TASK DETAILS ::
Copy the part of the forum thread that begins with the words "I would imagine" and ends with "heal the wound.", replacing "thermos" with "flask".

Honestly, what with MN lately? The POs are taking over and bringing the terminally stupid and ungrateful with them.

Chubfuddler Sat 24-Nov-12 07:29:17

Why did you send her this stuff? You're just giving her ammunition to kick you in the teeth (mixing my metaphors but you know what I mean). You don't have to give her your baby clothes just because she demands them. Tell her no.

Chubfuddler Sat 24-Nov-12 07:30:00

I would imagine it was in a thermos. And her sister asked for the clothes.

MammaTJ Sat 24-Nov-12 07:35:35

I have had two C sections, not told not to have salt at all. Told to bath in salt water though, to help heal the wound.

What a bitch!!

Finallygotaroundtoit Sat 24-Nov-12 07:40:10

So home made chicken soup that can't be heated to avoid food poisoning
and
bags of clothes (that I suspect the SIL wanted before her baby was born) should be gratefully accepted by someone recovering from surgery to spare the ops feelings? confused

ipswichwitch Sat 24-Nov-12 07:52:27

She might have got the clothes before the baby was born if she hadn't lied about her cs date (told op it was 28th)
I had a cs last year and nobody mentioned anything about salt- was hard enough getting food in me given the problems we had never mind scrutinising for salt intake.
fakebook you made a lovely gesture, and wether she appreciated it or not she didn't have to be rude about it. I've had issues with my DB (ad exSIL) before and I ended up taking them to task about it before backing off. On that occasion it was wan out the assumption they could borrow my car to drive to Eastern Europe and the complete indignation when I said no hmm

HoneyDragon Sat 24-Nov-12 07:53:51

Yes. Manners cost nothing.
SiL may not have wanted the soup but could've returned an empty receptacle and thanks.

Not been a nasty grabby indulgent cow baggage. A C-Section is an operation to take out the baby. Not your manners.

CSIJanner Sat 24-Nov-12 08:14:34

I'll put my hands up here - I told my family the wrong date for my c-sectioned despite it being LO2. I didn't want my family to fret & LO1 was due to be in nursery that day anyway. Plus it meant that family members didn't invite themselves to the labour theatre as they did with SIL, much to her distress. But as soon as I was upstairs on maternity ward, I rang every family member personally. I didn't do it to be a cow, but for peace and TBH you have to treat both sides of family members the same.

I've never heard the salt line, but if my SIL had sent around food or cooked for me after coming home, I would had profoundly thanked you. it's a v kind thing to do. She was BU. even if she didn't want it, thank you's should have been sent and your brother could have eaten it!

Lougle Sat 24-Nov-12 08:37:47

Why does the brother get off here? He didn't have to say 'wifey won't eat it...salt, blah blah.' He could have said 'thank you so much, that was lovely of you.'

At any rate, it's odd to send something like soup in for someone you are not on good terms with. Yes, if she's your best friend and she spent the last 10 weeks going on about the fact that all she'll want to eat is soup, but not because you've decided that soup is a good idea.

[Bounding box prediction records]
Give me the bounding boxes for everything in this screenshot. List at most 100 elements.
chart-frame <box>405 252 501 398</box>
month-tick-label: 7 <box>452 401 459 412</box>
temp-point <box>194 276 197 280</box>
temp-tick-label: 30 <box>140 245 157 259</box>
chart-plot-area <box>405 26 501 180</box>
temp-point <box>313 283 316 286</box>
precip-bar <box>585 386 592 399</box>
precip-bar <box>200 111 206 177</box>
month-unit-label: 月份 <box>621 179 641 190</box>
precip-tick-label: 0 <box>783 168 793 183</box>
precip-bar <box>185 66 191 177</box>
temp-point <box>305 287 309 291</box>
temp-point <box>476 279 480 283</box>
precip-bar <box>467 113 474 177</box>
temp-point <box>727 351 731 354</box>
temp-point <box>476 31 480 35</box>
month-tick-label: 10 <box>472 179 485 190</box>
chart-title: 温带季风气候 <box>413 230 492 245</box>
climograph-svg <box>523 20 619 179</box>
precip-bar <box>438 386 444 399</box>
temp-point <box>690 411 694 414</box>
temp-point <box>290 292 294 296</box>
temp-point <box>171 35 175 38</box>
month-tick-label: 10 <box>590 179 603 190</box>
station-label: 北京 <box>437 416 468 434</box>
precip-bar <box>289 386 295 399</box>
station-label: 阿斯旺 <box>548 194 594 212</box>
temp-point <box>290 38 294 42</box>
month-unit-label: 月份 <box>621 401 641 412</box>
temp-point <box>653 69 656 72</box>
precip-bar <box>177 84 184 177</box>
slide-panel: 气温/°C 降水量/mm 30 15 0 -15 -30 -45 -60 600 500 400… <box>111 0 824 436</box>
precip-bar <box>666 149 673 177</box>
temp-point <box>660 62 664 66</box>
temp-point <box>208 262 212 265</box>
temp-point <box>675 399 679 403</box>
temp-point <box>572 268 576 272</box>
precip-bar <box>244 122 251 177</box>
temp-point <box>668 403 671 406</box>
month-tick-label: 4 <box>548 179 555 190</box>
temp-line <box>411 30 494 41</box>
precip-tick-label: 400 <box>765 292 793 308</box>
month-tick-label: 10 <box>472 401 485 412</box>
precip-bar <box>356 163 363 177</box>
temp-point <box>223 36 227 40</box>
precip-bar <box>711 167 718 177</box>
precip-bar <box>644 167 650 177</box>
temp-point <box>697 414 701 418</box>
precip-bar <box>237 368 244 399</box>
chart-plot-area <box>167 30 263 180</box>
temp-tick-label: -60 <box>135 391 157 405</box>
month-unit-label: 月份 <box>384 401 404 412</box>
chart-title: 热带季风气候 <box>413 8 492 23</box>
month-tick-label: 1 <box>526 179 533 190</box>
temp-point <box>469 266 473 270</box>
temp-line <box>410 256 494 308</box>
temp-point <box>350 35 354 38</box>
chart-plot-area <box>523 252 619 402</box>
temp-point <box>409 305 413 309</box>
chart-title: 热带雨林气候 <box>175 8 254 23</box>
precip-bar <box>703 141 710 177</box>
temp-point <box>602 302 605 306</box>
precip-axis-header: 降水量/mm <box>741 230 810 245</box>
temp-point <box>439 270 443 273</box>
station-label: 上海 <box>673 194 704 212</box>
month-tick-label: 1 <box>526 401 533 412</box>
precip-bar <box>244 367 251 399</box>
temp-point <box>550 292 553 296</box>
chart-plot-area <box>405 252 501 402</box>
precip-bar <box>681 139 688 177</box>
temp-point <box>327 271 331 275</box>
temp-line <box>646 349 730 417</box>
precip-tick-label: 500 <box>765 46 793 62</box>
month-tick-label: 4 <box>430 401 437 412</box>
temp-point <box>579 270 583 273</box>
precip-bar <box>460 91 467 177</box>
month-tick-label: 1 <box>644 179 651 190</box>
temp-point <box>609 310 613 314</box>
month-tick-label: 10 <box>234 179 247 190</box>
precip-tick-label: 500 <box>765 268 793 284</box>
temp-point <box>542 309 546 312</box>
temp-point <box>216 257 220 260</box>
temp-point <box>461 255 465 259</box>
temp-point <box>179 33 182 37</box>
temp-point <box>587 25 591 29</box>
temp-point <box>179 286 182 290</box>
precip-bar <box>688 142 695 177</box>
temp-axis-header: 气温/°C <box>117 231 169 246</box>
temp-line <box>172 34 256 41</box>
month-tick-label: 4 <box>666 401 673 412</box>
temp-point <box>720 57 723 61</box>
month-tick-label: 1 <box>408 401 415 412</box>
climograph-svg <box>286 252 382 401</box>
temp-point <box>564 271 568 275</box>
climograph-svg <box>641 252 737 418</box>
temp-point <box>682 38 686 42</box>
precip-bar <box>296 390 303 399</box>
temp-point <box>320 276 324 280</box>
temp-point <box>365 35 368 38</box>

FINAL ANSWER ::
I would imagine it was in a flask. And her sister asked for the clothes.

MammaTJ Sat 24-Nov-12 07:35:35

I have had two C sections, not told not to have salt at all. Told to bath in salt water though, to help heal the wound.